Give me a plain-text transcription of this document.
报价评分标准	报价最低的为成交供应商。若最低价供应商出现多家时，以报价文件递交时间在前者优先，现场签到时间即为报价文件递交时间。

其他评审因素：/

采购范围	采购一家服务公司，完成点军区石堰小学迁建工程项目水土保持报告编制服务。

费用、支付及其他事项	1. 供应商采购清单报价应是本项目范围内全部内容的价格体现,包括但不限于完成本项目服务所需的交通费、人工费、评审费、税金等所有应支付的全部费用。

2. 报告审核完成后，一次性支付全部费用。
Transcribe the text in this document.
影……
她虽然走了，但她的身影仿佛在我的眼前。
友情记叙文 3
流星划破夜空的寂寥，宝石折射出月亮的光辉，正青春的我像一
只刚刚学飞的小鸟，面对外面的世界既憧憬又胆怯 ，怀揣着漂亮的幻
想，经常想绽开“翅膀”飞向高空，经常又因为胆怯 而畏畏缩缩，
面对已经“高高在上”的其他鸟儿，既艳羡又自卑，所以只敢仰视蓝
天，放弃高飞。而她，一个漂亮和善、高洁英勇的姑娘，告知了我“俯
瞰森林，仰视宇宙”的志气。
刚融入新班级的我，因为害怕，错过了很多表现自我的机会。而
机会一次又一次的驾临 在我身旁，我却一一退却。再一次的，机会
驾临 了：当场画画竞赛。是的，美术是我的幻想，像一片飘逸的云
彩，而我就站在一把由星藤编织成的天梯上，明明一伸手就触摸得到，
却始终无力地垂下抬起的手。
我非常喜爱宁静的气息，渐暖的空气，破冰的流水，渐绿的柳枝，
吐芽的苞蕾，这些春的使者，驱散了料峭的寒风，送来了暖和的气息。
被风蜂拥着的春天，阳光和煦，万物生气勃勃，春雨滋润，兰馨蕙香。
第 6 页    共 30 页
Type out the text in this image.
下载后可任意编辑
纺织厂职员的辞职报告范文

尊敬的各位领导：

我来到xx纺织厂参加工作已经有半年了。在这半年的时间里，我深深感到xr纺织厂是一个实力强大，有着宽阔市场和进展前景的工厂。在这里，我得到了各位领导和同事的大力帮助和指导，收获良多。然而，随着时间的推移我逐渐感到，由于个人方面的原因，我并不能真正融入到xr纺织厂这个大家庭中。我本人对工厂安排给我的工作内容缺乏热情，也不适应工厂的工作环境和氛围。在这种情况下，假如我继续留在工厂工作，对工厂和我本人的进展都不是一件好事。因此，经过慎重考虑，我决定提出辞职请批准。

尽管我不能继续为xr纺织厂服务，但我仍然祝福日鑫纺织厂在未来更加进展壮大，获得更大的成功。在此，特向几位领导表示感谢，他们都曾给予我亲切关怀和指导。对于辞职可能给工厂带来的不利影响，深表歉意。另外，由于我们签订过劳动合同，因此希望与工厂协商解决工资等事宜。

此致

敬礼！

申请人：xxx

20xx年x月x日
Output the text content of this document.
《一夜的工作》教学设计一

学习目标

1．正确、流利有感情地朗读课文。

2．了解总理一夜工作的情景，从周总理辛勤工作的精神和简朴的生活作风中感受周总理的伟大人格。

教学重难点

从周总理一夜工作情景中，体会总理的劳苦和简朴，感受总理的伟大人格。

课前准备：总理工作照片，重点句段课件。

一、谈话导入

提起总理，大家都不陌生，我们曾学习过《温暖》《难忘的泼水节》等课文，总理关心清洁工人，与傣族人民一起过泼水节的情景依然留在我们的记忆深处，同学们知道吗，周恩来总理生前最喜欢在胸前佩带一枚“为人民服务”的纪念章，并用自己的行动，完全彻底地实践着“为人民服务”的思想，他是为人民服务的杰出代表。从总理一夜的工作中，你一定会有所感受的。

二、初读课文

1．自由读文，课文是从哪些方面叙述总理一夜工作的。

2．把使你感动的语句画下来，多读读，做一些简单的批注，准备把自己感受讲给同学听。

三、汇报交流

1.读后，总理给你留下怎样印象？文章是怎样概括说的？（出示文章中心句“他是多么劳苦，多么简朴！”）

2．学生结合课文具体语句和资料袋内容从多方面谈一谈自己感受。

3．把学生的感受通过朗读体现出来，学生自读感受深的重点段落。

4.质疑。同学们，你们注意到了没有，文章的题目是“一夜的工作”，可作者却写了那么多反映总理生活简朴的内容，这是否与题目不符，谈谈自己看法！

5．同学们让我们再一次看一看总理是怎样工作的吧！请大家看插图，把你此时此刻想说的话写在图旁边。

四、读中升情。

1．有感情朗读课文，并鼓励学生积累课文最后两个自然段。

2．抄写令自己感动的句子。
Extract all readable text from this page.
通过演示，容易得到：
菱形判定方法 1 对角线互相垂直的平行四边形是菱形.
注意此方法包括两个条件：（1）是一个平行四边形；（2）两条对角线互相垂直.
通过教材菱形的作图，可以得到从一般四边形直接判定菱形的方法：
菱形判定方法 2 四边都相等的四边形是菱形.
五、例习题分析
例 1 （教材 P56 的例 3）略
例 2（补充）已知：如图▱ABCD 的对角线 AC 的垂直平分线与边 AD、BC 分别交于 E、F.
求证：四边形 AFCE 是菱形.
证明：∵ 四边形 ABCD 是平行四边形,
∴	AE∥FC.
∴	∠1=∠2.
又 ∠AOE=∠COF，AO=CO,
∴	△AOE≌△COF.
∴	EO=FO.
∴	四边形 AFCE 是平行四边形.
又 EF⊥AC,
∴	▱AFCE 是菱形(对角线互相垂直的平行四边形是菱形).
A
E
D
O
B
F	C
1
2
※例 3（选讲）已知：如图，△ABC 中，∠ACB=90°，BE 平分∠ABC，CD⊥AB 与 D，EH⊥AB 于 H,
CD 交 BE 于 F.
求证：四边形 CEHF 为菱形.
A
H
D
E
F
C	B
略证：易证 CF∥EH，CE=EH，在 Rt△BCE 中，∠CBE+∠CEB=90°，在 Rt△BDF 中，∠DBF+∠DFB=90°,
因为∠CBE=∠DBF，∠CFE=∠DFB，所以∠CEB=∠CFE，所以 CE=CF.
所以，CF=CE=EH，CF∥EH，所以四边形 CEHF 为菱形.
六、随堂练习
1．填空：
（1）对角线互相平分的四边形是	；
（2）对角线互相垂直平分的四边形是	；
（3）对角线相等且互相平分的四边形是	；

§ **STATED GOAL**: Reproduce all data above, unchanged.

§ **RESULT FOR THIS TASK**:
Give me a plain-text transcription of this document.
报价评分标准	报价最低的为成交供应商。若最低价供应商出现多家时，以报价文件递交时间在前者优先，现场签到时间即为报价文件递交时间。

其他评审因素：/

采购范围	采购一家服务公司，完成点军区石堰小学迁建工程项目水土保持报告编制服务。

费用、支付及其他事项	1. 供应商采购清单报价应是本项目范围内全部内容的价格体现,包括但不限于完成本项目服务所需的交通费、人工费、评审费、税金等所有应支付的全部费用。

2. 报告审核完成后，一次性支付全部费用。
Transcribe the text in this document.
影……
她虽然走了，但她的身影仿佛在我的眼前。
友情记叙文 3
流星划破夜空的寂寥，宝石折射出月亮的光辉，正青春的我像一
只刚刚学飞的小鸟，面对外面的世界既憧憬又胆怯 ，怀揣着漂亮的幻
想，经常想绽开“翅膀”飞向高空，经常又因为胆怯 而畏畏缩缩，
面对已经“高高在上”的其他鸟儿，既艳羡又自卑，所以只敢仰视蓝
天，放弃高飞。而她，一个漂亮和善、高洁英勇的姑娘，告知了我“俯
瞰森林，仰视宇宙”的志气。
刚融入新班级的我，因为害怕，错过了很多表现自我的机会。而
机会一次又一次的驾临 在我身旁，我却一一退却。再一次的，机会
驾临 了：当场画画竞赛。是的，美术是我的幻想，像一片飘逸的云
彩，而我就站在一把由星藤编织成的天梯上，明明一伸手就触摸得到，
却始终无力地垂下抬起的手。
我非常喜爱宁静的气息，渐暖的空气，破冰的流水，渐绿的柳枝，
吐芽的苞蕾，这些春的使者，驱散了料峭的寒风，送来了暖和的气息。
被风蜂拥着的春天，阳光和煦，万物生气勃勃，春雨滋润，兰馨蕙香。
第 6 页    共 30 页
Type out the text in this image.
下载后可任意编辑
纺织厂职员的辞职报告范文

尊敬的各位领导：

我来到xx纺织厂参加工作已经有半年了。在这半年的时间里，我深深感到xr纺织厂是一个实力强大，有着宽阔市场和进展前景的工厂。在这里，我得到了各位领导和同事的大力帮助和指导，收获良多。然而，随着时间的推移我逐渐感到，由于个人方面的原因，我并不能真正融入到xr纺织厂这个大家庭中。我本人对工厂安排给我的工作内容缺乏热情，也不适应工厂的工作环境和氛围。在这种情况下，假如我继续留在工厂工作，对工厂和我本人的进展都不是一件好事。因此，经过慎重考虑，我决定提出辞职请批准。

尽管我不能继续为xr纺织厂服务，但我仍然祝福日鑫纺织厂在未来更加进展壮大，获得更大的成功。在此，特向几位领导表示感谢，他们都曾给予我亲切关怀和指导。对于辞职可能给工厂带来的不利影响，深表歉意。另外，由于我们签订过劳动合同，因此希望与工厂协商解决工资等事宜。

此致

敬礼！

申请人：xxx

20xx年x月x日
Output the text content of this document.
《一夜的工作》教学设计一

学习目标

1．正确、流利有感情地朗读课文。

2．了解总理一夜工作的情景，从周总理辛勤工作的精神和简朴的生活作风中感受周总理的伟大人格。

教学重难点

从周总理一夜工作情景中，体会总理的劳苦和简朴，感受总理的伟大人格。

课前准备：总理工作照片，重点句段课件。

一、谈话导入

提起总理，大家都不陌生，我们曾学习过《温暖》《难忘的泼水节》等课文，总理关心清洁工人，与傣族人民一起过泼水节的情景依然留在我们的记忆深处，同学们知道吗，周恩来总理生前最喜欢在胸前佩带一枚“为人民服务”的纪念章，并用自己的行动，完全彻底地实践着“为人民服务”的思想，他是为人民服务的杰出代表。从总理一夜的工作中，你一定会有所感受的。

二、初读课文

1．自由读文，课文是从哪些方面叙述总理一夜工作的。

2．把使你感动的语句画下来，多读读，做一些简单的批注，准备把自己感受讲给同学听。

三、汇报交流

1.读后，总理给你留下怎样印象？文章是怎样概括说的？（出示文章中心句“他是多么劳苦，多么简朴！”）

2．学生结合课文具体语句和资料袋内容从多方面谈一谈自己感受。

3．把学生的感受通过朗读体现出来，学生自读感受深的重点段落。

4.质疑。同学们，你们注意到了没有，文章的题目是“一夜的工作”，可作者却写了那么多反映总理生活简朴的内容，这是否与题目不符，谈谈自己看法！

5．同学们让我们再一次看一看总理是怎样工作的吧！请大家看插图，把你此时此刻想说的话写在图旁边。

四、读中升情。

1．有感情朗读课文，并鼓励学生积累课文最后两个自然段。

2．抄写令自己感动的句子。
Extract all readable text from this page.
通过演示，容易得到：
菱形判定方法 1 对角线互相垂直的平行四边形是菱形.
注意此方法包括两个条件：（1）是一个平行四边形；（2）两条对角线互相垂直.
通过教材菱形的作图，可以得到从一般四边形直接判定菱形的方法：
菱形判定方法 2 四边都相等的四边形是菱形.
五、例习题分析
例 1 （教材 P56 的例 3）略
例 2（补充）已知：如图▱ABCD 的对角线 AC 的垂直平分线与边 AD、BC 分别交于 E、F.
求证：四边形 AFCE 是菱形.
证明：∵ 四边形 ABCD 是平行四边形,
∴	AE∥FC.
∴	∠1=∠2.
又 ∠AOE=∠COF，AO=CO,
∴	△AOE≌△COF.
∴	EO=FO.
∴	四边形 AFCE 是平行四边形.
又 EF⊥AC,
∴	▱AFCE 是菱形(对角线互相垂直的平行四边形是菱形).
A
E
D
O
B
F	C
1
2
※例 3（选讲）已知：如图，△ABC 中，∠ACB=90°，BE 平分∠ABC，CD⊥AB 与 D，EH⊥AB 于 H,
CD 交 BE 于 F.
求证：四边形 CEHF 为菱形.
A
H
D
E
F
C	B
略证：易证 CF∥EH，CE=EH，在 Rt△BCE 中，∠CBE+∠CEB=90°，在 Rt△BDF 中，∠DBF+∠DFB=90°,
因为∠CBE=∠DBF，∠CFE=∠DFB，所以∠CEB=∠CFE，所以 CE=CF.
所以，CF=CE=EH，CF∥EH，所以四边形 CEHF 为菱形.
六、随堂练习
1．填空：
（1）对角线互相平分的四边形是	；
（2）对角线互相垂直平分的四边形是	；
（3）对角线相等且互相平分的四边形是	；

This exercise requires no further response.